• Task details
Every line holding the word "JSON" counts once. Give the total, nothing more.

• Data supplied
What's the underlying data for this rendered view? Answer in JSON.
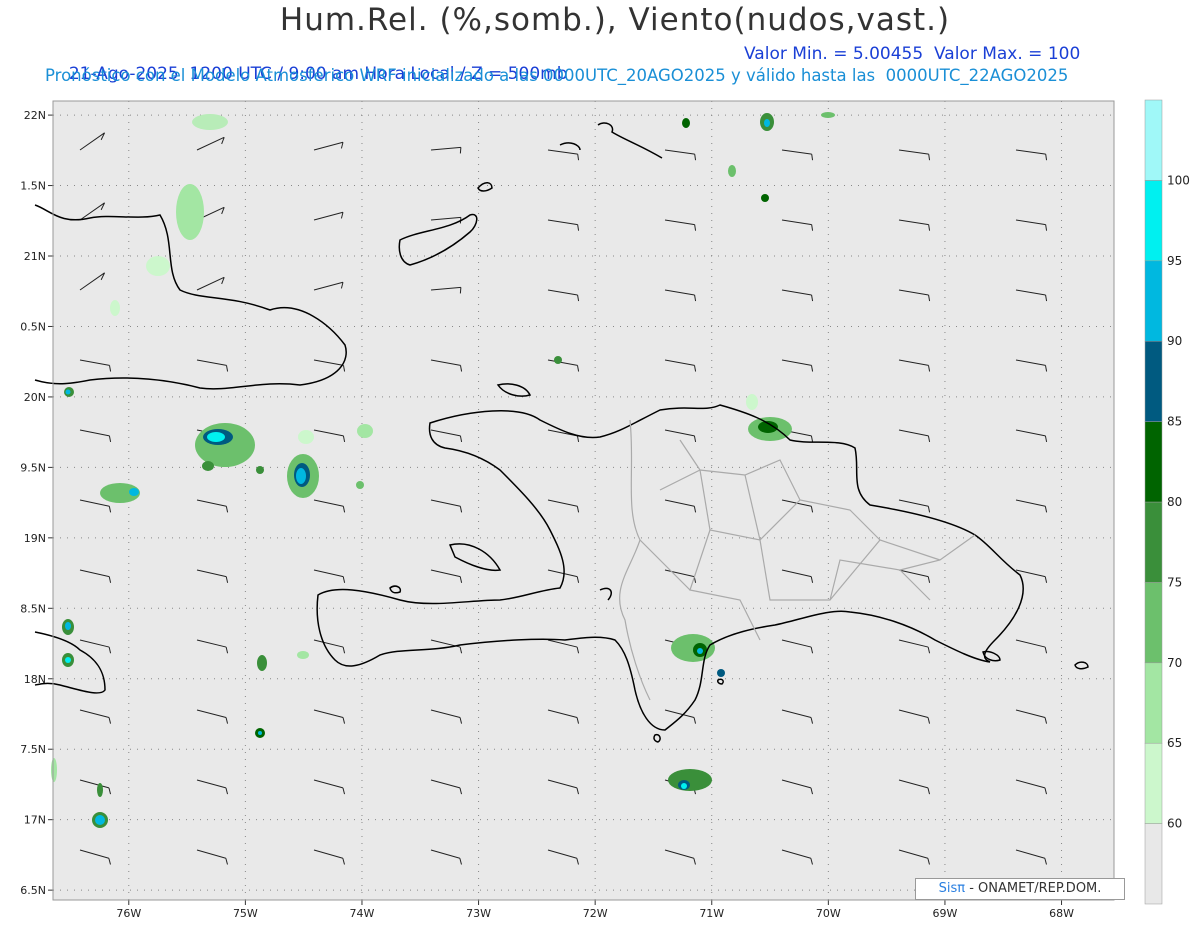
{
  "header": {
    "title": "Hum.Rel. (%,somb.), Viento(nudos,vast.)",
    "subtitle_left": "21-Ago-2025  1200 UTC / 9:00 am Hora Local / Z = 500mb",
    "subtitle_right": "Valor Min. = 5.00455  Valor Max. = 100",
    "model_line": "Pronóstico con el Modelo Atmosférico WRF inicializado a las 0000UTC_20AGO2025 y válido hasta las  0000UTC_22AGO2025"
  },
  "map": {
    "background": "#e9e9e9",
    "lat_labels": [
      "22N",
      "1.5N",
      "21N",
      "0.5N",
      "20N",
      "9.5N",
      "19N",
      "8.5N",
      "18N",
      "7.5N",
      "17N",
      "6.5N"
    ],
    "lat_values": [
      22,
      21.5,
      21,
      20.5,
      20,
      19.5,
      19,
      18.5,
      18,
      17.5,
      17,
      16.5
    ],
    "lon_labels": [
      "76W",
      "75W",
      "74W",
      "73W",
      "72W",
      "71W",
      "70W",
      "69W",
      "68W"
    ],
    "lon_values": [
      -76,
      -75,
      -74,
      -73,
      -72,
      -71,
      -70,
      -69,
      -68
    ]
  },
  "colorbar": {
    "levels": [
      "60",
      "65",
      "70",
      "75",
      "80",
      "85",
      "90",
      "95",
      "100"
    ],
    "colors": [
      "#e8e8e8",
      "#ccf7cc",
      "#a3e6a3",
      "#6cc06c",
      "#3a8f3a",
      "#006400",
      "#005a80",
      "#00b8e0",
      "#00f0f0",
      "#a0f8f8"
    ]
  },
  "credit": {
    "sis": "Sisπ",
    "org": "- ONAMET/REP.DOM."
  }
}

...

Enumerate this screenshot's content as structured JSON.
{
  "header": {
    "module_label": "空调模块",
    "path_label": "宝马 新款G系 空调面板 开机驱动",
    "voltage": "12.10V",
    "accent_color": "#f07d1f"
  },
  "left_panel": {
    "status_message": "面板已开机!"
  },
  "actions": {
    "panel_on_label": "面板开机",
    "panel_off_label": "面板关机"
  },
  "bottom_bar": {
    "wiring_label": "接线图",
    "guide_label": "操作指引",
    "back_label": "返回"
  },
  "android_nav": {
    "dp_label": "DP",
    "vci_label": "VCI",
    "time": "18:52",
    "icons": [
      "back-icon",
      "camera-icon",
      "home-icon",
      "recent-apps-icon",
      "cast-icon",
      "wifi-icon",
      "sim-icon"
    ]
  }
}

• Result of the exercise
2